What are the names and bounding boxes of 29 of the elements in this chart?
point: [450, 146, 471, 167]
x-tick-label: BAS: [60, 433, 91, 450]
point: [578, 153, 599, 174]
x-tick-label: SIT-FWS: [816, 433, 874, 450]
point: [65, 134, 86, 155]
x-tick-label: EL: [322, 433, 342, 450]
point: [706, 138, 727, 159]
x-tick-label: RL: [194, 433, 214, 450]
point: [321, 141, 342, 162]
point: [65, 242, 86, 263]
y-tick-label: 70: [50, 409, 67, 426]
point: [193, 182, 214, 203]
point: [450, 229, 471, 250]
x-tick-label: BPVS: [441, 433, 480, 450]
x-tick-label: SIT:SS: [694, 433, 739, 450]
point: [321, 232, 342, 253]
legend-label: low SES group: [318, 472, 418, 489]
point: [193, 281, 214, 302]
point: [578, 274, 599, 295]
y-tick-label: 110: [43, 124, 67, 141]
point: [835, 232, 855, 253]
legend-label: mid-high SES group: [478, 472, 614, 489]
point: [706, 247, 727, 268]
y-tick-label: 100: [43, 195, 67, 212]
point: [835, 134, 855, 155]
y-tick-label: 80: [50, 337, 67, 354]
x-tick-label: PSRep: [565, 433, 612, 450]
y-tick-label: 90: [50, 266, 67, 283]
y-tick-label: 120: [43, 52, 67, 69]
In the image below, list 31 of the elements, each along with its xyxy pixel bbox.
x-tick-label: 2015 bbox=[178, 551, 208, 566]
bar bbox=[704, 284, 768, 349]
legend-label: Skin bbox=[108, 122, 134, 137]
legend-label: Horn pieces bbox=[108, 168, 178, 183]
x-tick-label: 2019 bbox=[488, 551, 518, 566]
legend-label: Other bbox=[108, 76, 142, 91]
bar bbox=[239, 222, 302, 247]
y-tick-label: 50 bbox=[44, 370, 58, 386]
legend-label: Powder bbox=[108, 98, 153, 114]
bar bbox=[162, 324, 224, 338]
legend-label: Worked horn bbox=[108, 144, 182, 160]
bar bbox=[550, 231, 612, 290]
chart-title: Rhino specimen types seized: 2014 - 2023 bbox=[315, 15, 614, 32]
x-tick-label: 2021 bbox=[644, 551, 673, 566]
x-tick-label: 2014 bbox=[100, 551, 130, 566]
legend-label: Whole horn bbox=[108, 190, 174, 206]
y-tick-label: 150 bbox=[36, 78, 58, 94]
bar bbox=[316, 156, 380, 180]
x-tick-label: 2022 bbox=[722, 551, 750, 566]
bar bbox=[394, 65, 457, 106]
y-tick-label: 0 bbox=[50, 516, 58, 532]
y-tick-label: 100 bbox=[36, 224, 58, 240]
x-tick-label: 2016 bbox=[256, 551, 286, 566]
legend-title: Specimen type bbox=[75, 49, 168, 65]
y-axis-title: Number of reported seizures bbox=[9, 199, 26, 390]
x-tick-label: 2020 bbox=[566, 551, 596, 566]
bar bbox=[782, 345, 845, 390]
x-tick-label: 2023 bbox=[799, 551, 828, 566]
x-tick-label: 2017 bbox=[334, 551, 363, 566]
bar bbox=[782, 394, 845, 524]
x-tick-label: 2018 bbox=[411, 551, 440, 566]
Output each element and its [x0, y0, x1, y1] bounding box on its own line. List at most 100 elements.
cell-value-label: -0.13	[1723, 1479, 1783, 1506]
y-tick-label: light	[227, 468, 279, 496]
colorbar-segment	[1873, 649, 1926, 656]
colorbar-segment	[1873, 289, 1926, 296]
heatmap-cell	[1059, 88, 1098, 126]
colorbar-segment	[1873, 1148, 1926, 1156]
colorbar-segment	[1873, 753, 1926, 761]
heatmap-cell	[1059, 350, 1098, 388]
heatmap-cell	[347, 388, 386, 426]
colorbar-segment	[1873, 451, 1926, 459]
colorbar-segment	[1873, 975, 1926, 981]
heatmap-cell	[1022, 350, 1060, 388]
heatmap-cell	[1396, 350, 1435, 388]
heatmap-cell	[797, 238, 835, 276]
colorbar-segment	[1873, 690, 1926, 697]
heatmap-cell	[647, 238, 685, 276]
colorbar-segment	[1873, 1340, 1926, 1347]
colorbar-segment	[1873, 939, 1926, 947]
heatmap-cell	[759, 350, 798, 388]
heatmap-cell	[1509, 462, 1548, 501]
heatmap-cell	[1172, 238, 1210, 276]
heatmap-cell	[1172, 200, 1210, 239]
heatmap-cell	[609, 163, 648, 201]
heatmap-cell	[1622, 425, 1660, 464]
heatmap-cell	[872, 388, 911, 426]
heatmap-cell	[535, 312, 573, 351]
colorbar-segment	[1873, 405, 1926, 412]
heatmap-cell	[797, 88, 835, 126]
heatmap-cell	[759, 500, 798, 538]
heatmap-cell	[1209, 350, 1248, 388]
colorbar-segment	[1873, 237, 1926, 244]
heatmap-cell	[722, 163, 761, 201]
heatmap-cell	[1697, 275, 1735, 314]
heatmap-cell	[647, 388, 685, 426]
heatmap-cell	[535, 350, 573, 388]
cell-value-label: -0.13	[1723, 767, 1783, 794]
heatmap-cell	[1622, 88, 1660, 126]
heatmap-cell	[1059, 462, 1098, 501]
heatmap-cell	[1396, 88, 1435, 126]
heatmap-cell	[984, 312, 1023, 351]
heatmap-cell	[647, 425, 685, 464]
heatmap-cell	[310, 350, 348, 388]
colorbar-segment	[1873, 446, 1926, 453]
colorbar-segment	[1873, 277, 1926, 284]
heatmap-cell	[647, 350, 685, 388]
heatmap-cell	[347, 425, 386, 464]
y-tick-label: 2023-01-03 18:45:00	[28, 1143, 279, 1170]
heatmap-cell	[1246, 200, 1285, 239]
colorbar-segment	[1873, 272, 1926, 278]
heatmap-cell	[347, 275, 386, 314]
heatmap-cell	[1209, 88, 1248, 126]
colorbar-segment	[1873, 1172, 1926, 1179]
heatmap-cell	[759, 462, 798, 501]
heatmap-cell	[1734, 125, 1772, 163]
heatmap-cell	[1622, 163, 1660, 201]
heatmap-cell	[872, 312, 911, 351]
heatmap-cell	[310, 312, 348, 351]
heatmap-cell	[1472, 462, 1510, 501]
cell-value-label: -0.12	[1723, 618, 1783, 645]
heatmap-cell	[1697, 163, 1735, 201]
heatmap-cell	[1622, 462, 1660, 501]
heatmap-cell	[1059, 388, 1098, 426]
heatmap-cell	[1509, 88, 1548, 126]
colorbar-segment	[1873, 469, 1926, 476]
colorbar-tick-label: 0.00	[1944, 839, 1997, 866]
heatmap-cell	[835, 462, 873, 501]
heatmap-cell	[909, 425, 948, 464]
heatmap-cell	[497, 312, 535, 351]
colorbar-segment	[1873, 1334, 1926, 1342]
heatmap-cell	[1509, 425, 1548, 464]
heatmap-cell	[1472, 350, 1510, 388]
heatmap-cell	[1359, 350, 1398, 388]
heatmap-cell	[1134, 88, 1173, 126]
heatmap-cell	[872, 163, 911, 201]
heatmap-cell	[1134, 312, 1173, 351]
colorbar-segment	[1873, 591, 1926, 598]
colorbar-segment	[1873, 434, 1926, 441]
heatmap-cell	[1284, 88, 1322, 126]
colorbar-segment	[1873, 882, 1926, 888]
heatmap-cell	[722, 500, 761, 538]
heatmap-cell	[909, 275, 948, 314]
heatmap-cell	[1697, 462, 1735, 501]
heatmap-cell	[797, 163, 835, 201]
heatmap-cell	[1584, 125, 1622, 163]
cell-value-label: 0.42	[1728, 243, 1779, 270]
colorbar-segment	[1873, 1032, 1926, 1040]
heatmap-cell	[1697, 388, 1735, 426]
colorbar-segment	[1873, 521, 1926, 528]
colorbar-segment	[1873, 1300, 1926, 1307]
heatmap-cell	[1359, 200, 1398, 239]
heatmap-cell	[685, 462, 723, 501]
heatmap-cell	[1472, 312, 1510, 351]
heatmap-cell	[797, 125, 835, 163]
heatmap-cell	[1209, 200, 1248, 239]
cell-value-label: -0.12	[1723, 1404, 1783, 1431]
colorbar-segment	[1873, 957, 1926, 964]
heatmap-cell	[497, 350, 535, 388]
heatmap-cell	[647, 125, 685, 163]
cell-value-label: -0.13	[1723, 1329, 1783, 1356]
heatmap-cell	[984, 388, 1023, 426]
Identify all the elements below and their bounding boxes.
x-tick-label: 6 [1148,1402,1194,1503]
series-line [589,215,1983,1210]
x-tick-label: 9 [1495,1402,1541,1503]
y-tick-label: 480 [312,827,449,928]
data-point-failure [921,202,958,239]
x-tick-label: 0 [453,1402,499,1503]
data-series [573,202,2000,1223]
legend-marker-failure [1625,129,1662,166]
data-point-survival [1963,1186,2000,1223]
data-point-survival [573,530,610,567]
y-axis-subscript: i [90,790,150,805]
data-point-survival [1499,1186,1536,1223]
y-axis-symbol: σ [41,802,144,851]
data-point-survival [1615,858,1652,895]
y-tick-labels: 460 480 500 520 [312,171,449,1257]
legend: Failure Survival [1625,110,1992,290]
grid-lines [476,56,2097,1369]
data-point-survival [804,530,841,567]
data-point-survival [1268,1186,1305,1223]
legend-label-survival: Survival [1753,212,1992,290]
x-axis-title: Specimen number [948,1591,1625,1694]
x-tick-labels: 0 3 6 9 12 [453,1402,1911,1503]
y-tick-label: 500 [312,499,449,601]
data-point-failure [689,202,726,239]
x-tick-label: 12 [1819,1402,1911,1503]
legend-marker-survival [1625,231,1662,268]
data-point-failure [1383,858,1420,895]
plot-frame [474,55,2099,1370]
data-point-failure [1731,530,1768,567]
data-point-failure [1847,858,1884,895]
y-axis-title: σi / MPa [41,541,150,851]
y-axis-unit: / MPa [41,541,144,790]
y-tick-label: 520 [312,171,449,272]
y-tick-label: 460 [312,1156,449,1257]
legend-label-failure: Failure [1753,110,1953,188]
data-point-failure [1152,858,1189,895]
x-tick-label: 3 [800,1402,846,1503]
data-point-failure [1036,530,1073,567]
****
AUFGABE
Schreib die Einträge Zeile für Zeile unverändert ab: Fang bei der ersten Zeile an und hör nach der Zeile auf, in der „chart-title: Rhino specimen“ steht.

GELÖSTE AUFGABE
What are the names and bounding boxes of 29 of the elements in this chart?
point: [450, 146, 471, 167]
x-tick-label: BAS: [60, 433, 91, 450]
point: [578, 153, 599, 174]
x-tick-label: SIT-FWS: [816, 433, 874, 450]
point: [65, 134, 86, 155]
x-tick-label: EL: [322, 433, 342, 450]
point: [706, 138, 727, 159]
x-tick-label: RL: [194, 433, 214, 450]
point: [321, 141, 342, 162]
point: [65, 242, 86, 263]
y-tick-label: 70: [50, 409, 67, 426]
point: [193, 182, 214, 203]
point: [450, 229, 471, 250]
x-tick-label: BPVS: [441, 433, 480, 450]
x-tick-label: SIT:SS: [694, 433, 739, 450]
point: [321, 232, 342, 253]
legend-label: low SES group: [318, 472, 418, 489]
point: [193, 281, 214, 302]
point: [578, 274, 599, 295]
y-tick-label: 110: [43, 124, 67, 141]
point: [835, 232, 855, 253]
legend-label: mid-high SES group: [478, 472, 614, 489]
point: [706, 247, 727, 268]
y-tick-label: 100: [43, 195, 67, 212]
point: [835, 134, 855, 155]
y-tick-label: 80: [50, 337, 67, 354]
x-tick-label: PSRep: [565, 433, 612, 450]
y-tick-label: 90: [50, 266, 67, 283]
y-tick-label: 120: [43, 52, 67, 69]
In the image below, list 31 of the elements, each along with its xyxy pixel bbox.
x-tick-label: 2015 bbox=[178, 551, 208, 566]
bar bbox=[704, 284, 768, 349]
legend-label: Skin bbox=[108, 122, 134, 137]
legend-label: Horn pieces bbox=[108, 168, 178, 183]
x-tick-label: 2019 bbox=[488, 551, 518, 566]
legend-label: Other bbox=[108, 76, 142, 91]
bar bbox=[239, 222, 302, 247]
y-tick-label: 50 bbox=[44, 370, 58, 386]
legend-label: Powder bbox=[108, 98, 153, 114]
bar bbox=[162, 324, 224, 338]
legend-label: Worked horn bbox=[108, 144, 182, 160]
bar bbox=[550, 231, 612, 290]
chart-title: Rhino specimen types seized: 2014 - 2023 bbox=[315, 15, 614, 32]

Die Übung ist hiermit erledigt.